**Arbeitsauftrag 1:**
Welche Datumsangaben enthält das Urteil zum Bau der Autobahnbrücke? Nenne alle.

**Vorliegender Text:**
◆ ◆ ◆ ◆ ◆

Nachgehend

BGH (Urteil vom 20.04.2017; Aktenzeichen VII ZR 194/13)

 

Tenor

Die Klage wird abgewiesen.

Die Klägerin hat die Kosten des Rechtsstreits zu tragen.

Das Urteil ist gegen Sicherheitsleistung in Höhe von 110% des jeweils zu

vollstreckenden Betrages vorläufig vollstreckbar.

 

Tatbestand

Die Klägerin fordert mit der Klage Mehrkosten für einen witterungsbedingten Stillstand ihrer Leistungen bei dem Bau einer Autobahnbrücke.

Die Beklagte beauftragte die Klägerin mit Zuschlagsschreiben vom 01. September 2009 mit dem Bau einer Autobahnbrücke für die Autobahn ... zwischen ..... und ...... einschließlich der Rampen (Ersatzneubau BW 21Ü1). Als Vergütung vereinbarten die Parteien eine vorläufige Auftragssumme von 984.978,60 Euro. Vertragsgrundlagen wurden u.a. die Besonderen Vertragsbedingungen der Beklagten (Anlage K 2 zur Klageschrift, Blätter 10 ff. der Gerichtsakte) sowie die Regelungen der VOB/B. Nach Ziffer 2.3 der Besonderen Vertragsbedingungen waren die Leistungen spätestens am 15. Mai 2010 zu vollenden.

◆ ◆ ◆ ◆ ◆

**Datenzeilen:**
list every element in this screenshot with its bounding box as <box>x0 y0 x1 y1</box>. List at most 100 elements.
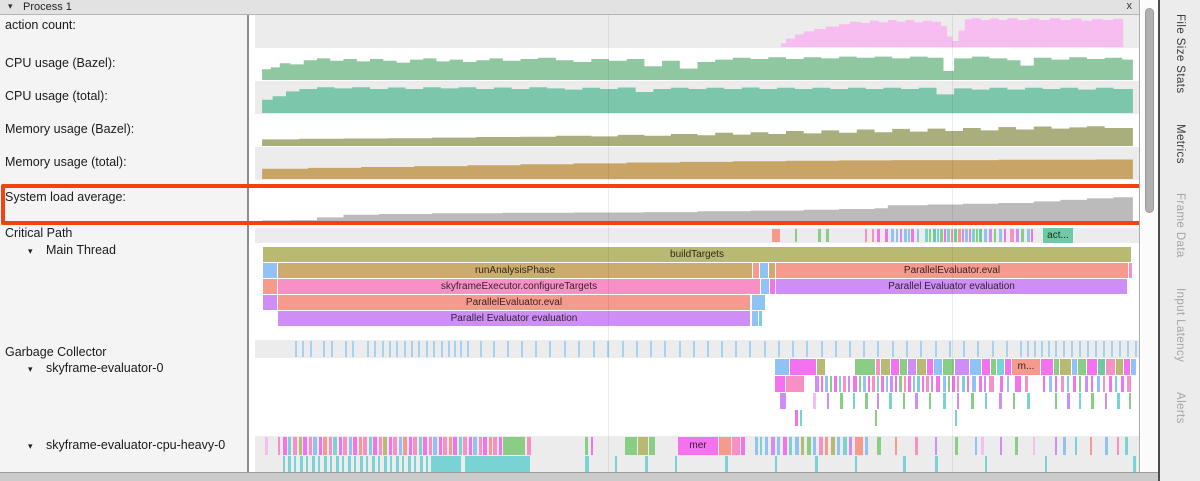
gc-event-tick[interactable] <box>331 341 333 357</box>
flame-frame[interactable] <box>1054 359 1059 375</box>
critical-path-slice[interactable] <box>1004 229 1006 242</box>
gc-event-tick[interactable] <box>564 341 566 357</box>
flame-frame[interactable] <box>889 393 892 409</box>
flame-frame[interactable] <box>915 393 918 409</box>
flame-frame[interactable] <box>465 456 530 472</box>
flame-frame[interactable] <box>929 393 931 409</box>
critical-path-slice[interactable] <box>865 229 867 242</box>
gc-event-tick[interactable] <box>448 341 450 357</box>
flame-frame[interactable] <box>825 376 828 392</box>
flame-frame[interactable] <box>1079 393 1081 409</box>
flame-frame[interactable] <box>853 376 857 392</box>
counter-track-mem-total[interactable] <box>255 147 1140 180</box>
critical-path-slice[interactable] <box>1016 229 1019 242</box>
gc-event-tick[interactable] <box>367 341 369 357</box>
flame-frame[interactable] <box>1131 359 1136 375</box>
flame-frame[interactable] <box>1060 359 1071 375</box>
flame-frame[interactable] <box>408 456 411 472</box>
critical-path-slice[interactable] <box>947 229 950 242</box>
gc-event-tick[interactable] <box>992 341 994 357</box>
flame-frame[interactable] <box>834 376 837 392</box>
evaluator0-collapse-icon[interactable]: ▾ <box>28 364 33 375</box>
flame-frame[interactable] <box>342 456 344 472</box>
flame-frame[interactable] <box>985 456 987 472</box>
gc-event-tick[interactable] <box>460 341 462 357</box>
flame-frame[interactable] <box>759 311 762 326</box>
gc-event-tick[interactable] <box>493 341 495 357</box>
critical-path-slice[interactable] <box>917 229 919 242</box>
flame-frame[interactable] <box>877 393 879 409</box>
gc-event-tick[interactable] <box>835 341 837 357</box>
gc-event-tick[interactable] <box>535 341 537 357</box>
flame-frame[interactable] <box>1103 376 1105 392</box>
flame-frame[interactable] <box>278 437 280 455</box>
flame-frame[interactable] <box>1015 437 1018 455</box>
flame-frame[interactable] <box>1117 437 1119 455</box>
critical-path-slice[interactable] <box>962 229 964 242</box>
flame-frame[interactable] <box>1013 393 1015 409</box>
flame-frame[interactable] <box>1072 359 1077 375</box>
flame-frame[interactable] <box>419 437 422 455</box>
flame-frame[interactable] <box>872 376 875 392</box>
flame-frame[interactable] <box>413 437 417 455</box>
critical-path-slice[interactable] <box>929 229 931 242</box>
flame-frame[interactable] <box>753 263 759 278</box>
critical-path-action-slice[interactable]: act... <box>1043 228 1073 243</box>
flame-frame[interactable] <box>483 437 487 455</box>
gc-event-tick[interactable] <box>382 341 384 357</box>
flame-frame[interactable] <box>955 410 957 426</box>
flame-frame[interactable] <box>369 437 372 455</box>
flame-frame[interactable] <box>439 437 442 455</box>
gc-event-tick[interactable] <box>345 341 347 357</box>
flame-frame[interactable] <box>1087 359 1097 375</box>
flame-frame[interactable] <box>890 376 893 392</box>
critical-path-slice[interactable] <box>904 229 907 242</box>
flame-frame[interactable] <box>299 437 302 455</box>
flame-frame[interactable] <box>1091 393 1094 409</box>
gc-event-tick[interactable] <box>389 341 391 357</box>
gc-event-tick[interactable] <box>977 341 979 357</box>
flame-frame[interactable] <box>399 437 402 455</box>
flame-frame[interactable] <box>293 437 297 455</box>
flame-frame[interactable] <box>1000 376 1003 392</box>
flame-frame[interactable] <box>771 437 775 455</box>
flame-frame[interactable] <box>585 456 589 472</box>
flame-frame[interactable] <box>777 437 780 455</box>
flame-frame[interactable] <box>877 376 879 392</box>
flame-frame[interactable] <box>904 376 906 392</box>
flame-frame[interactable] <box>443 437 447 455</box>
flame-frame[interactable] <box>1043 376 1045 392</box>
flame-frame[interactable] <box>300 456 303 472</box>
flame-frame[interactable] <box>473 437 477 455</box>
flame-frame[interactable] <box>339 437 342 455</box>
flame-frame[interactable] <box>1015 376 1021 392</box>
flame-frame[interactable] <box>865 393 868 409</box>
gc-event-tick[interactable] <box>1119 341 1121 357</box>
flame-frame[interactable] <box>318 456 320 472</box>
flame-frame[interactable] <box>1133 456 1136 472</box>
flame-frame[interactable] <box>389 437 392 455</box>
flame-frame[interactable] <box>1055 393 1057 409</box>
vertical-scrollbar-thumb[interactable] <box>1145 8 1154 213</box>
flame-frame[interactable] <box>433 437 437 455</box>
flame-frame[interactable] <box>1105 393 1107 409</box>
gc-event-tick[interactable] <box>1041 341 1043 357</box>
gc-event-tick[interactable] <box>920 341 922 357</box>
flame-frame[interactable] <box>265 437 268 455</box>
gc-event-tick[interactable] <box>806 341 808 357</box>
flame-frame[interactable] <box>675 456 677 472</box>
critical-path-slice[interactable] <box>900 229 902 242</box>
flame-frame[interactable] <box>813 437 816 455</box>
flame-frame[interactable] <box>585 437 588 455</box>
critical-path-slice[interactable] <box>999 229 1002 242</box>
gc-event-tick[interactable] <box>1127 341 1129 357</box>
flame-frame[interactable] <box>1063 437 1066 455</box>
flame-frame[interactable] <box>859 376 861 392</box>
flame-frame[interactable]: ParallelEvaluator.eval <box>278 295 750 310</box>
main-thread-collapse-icon[interactable]: ▾ <box>28 246 33 257</box>
critical-path-slice[interactable] <box>911 229 914 242</box>
flame-frame[interactable] <box>402 456 404 472</box>
flame-frame[interactable] <box>903 393 905 409</box>
flame-frame[interactable] <box>989 376 994 392</box>
flame-frame[interactable] <box>775 456 777 472</box>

◆ ◆ ◆ ◆ ◆

**Arbeitsauftrag 2:**
Bearbeite in den Datenzeilen den Abschnitt von der Zeile mit "gc-event-tick[interactable] <box>331 341" bis zur Zeile mit "flame-frame[interactable] <box>1117 437": Ersetze dort "gc-event-tick" durch "gc-marker" und gib nur diese Zeilen aus, alles Übrige unverändert.

**Antwort zur Aufgabe 1:**
- 20.04.2017
- 01. September 2009
- 15. Mai 2010

**Antwort zur Aufgabe 2:**
gc-marker[interactable] <box>331 341 333 357</box>
flame-frame[interactable] <box>1054 359 1059 375</box>
critical-path-slice[interactable] <box>1004 229 1006 242</box>
gc-marker[interactable] <box>564 341 566 357</box>
flame-frame[interactable] <box>889 393 892 409</box>
flame-frame[interactable] <box>915 393 918 409</box>
flame-frame[interactable] <box>465 456 530 472</box>
flame-frame[interactable] <box>929 393 931 409</box>
critical-path-slice[interactable] <box>865 229 867 242</box>
gc-marker[interactable] <box>448 341 450 357</box>
flame-frame[interactable] <box>825 376 828 392</box>
flame-frame[interactable] <box>1079 393 1081 409</box>
flame-frame[interactable] <box>853 376 857 392</box>
counter-track-mem-total[interactable] <box>255 147 1140 180</box>
critical-path-slice[interactable] <box>1016 229 1019 242</box>
gc-marker[interactable] <box>367 341 369 357</box>
flame-frame[interactable] <box>1131 359 1136 375</box>
flame-frame[interactable] <box>1060 359 1071 375</box>
flame-frame[interactable] <box>408 456 411 472</box>
critical-path-slice[interactable] <box>947 229 950 242</box>
gc-marker[interactable] <box>992 341 994 357</box>
flame-frame[interactable] <box>834 376 837 392</box>
evaluator0-collapse-icon[interactable]: ▾ <box>28 364 33 375</box>
flame-frame[interactable] <box>342 456 344 472</box>
flame-frame[interactable] <box>985 456 987 472</box>
gc-marker[interactable] <box>460 341 462 357</box>
flame-frame[interactable] <box>759 311 762 326</box>
gc-marker[interactable] <box>493 341 495 357</box>
critical-path-slice[interactable] <box>917 229 919 242</box>
flame-frame[interactable] <box>877 393 879 409</box>
gc-marker[interactable] <box>835 341 837 357</box>
gc-marker[interactable] <box>535 341 537 357</box>
flame-frame[interactable] <box>1103 376 1105 392</box>
flame-frame[interactable] <box>278 437 280 455</box>
flame-frame[interactable] <box>1015 437 1018 455</box>
flame-frame[interactable] <box>1117 437 1119 455</box>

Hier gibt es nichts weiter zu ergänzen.